* OBJECTIVE: Reproduce each line bearing the word "Follow".

— BEGIN DATA EXTRACT —

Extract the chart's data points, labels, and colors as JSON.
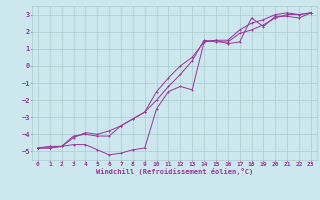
{
  "xlabel": "Windchill (Refroidissement éolien,°C)",
  "bg_color": "#cce8ee",
  "grid_color": "#aacccc",
  "line_color": "#993399",
  "xlim": [
    -0.5,
    23.5
  ],
  "ylim": [
    -5.5,
    3.5
  ],
  "xticks": [
    0,
    1,
    2,
    3,
    4,
    5,
    6,
    7,
    8,
    9,
    10,
    11,
    12,
    13,
    14,
    15,
    16,
    17,
    18,
    19,
    20,
    21,
    22,
    23
  ],
  "yticks": [
    -5,
    -4,
    -3,
    -2,
    -1,
    0,
    1,
    2,
    3
  ],
  "series1_x": [
    0,
    1,
    2,
    3,
    4,
    5,
    6,
    7,
    8,
    9,
    10,
    11,
    12,
    13,
    14,
    15,
    16,
    17,
    18,
    19,
    20,
    21,
    22,
    23
  ],
  "series1_y": [
    -4.8,
    -4.8,
    -4.7,
    -4.6,
    -4.6,
    -4.9,
    -5.2,
    -5.1,
    -4.9,
    -4.8,
    -2.5,
    -1.5,
    -1.2,
    -1.4,
    1.4,
    1.5,
    1.3,
    1.4,
    2.8,
    2.3,
    2.9,
    2.9,
    2.8,
    3.1
  ],
  "series2_x": [
    0,
    1,
    2,
    3,
    4,
    5,
    6,
    7,
    8,
    9,
    10,
    11,
    12,
    13,
    14,
    15,
    16,
    17,
    18,
    19,
    20,
    21,
    22,
    23
  ],
  "series2_y": [
    -4.8,
    -4.8,
    -4.7,
    -4.1,
    -4.0,
    -4.1,
    -4.1,
    -3.5,
    -3.1,
    -2.7,
    -2.0,
    -1.2,
    -0.5,
    0.3,
    1.5,
    1.4,
    1.4,
    1.9,
    2.1,
    2.4,
    2.8,
    3.0,
    3.0,
    3.1
  ],
  "series3_x": [
    0,
    1,
    2,
    3,
    4,
    5,
    6,
    7,
    8,
    9,
    10,
    11,
    12,
    13,
    14,
    15,
    16,
    17,
    18,
    19,
    20,
    21,
    22,
    23
  ],
  "series3_y": [
    -4.8,
    -4.7,
    -4.7,
    -4.2,
    -3.9,
    -4.0,
    -3.8,
    -3.5,
    -3.1,
    -2.7,
    -1.5,
    -0.7,
    0.0,
    0.5,
    1.4,
    1.5,
    1.5,
    2.1,
    2.5,
    2.7,
    3.0,
    3.1,
    3.0,
    3.1
  ],
  "label_fontsize": 4.5,
  "tick_fontsize": 4.5,
  "xlabel_fontsize": 5.0,
  "lw": 0.7,
  "ms": 2.0
}
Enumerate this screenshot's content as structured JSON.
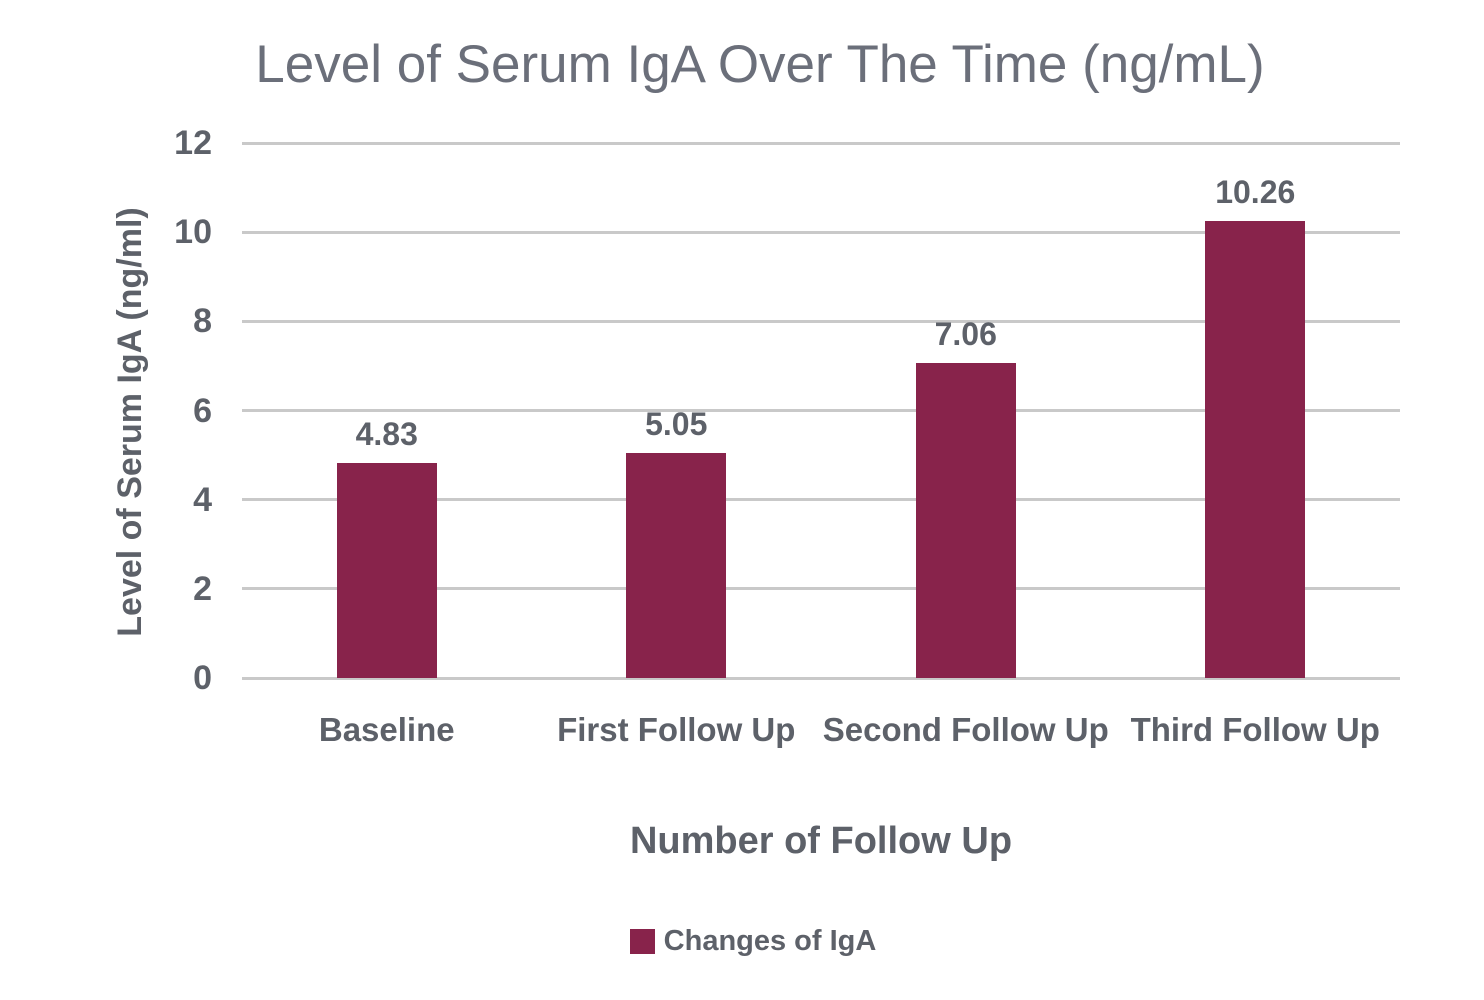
{
  "chart_data": {
    "type": "bar",
    "title": "Level of Serum IgA Over The Time (ng/mL)",
    "xlabel": "Number of Follow Up",
    "ylabel": "Level of Serum IgA (ng/ml)",
    "categories": [
      "Baseline",
      "First Follow Up",
      "Second Follow Up",
      "Third Follow Up"
    ],
    "series": [
      {
        "name": "Changes of IgA",
        "values": [
          4.83,
          5.05,
          7.06,
          10.26
        ]
      }
    ],
    "value_labels": [
      "4.83",
      "5.05",
      "7.06",
      "10.26"
    ],
    "ylim": [
      0,
      12
    ],
    "yticks": [
      0,
      2,
      4,
      6,
      8,
      10,
      12
    ],
    "grid": "horizontal",
    "legend_position": "bottom",
    "colors": {
      "bar": "#88234B",
      "title_text": "#6B6F7A",
      "label_text": "#5D6169",
      "gridline": "#C9C9C9",
      "background": "#FFFFFF"
    }
  },
  "legend": {
    "label": "Changes of IgA",
    "swatch_color": "#88234B"
  }
}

— END DATA EXTRACT —

* SOLUTION FOR THIS TASK:
    "xlabel": "Number of Follow Up",
      "First Follow Up",
      "Second Follow Up",
      "Third Follow Up"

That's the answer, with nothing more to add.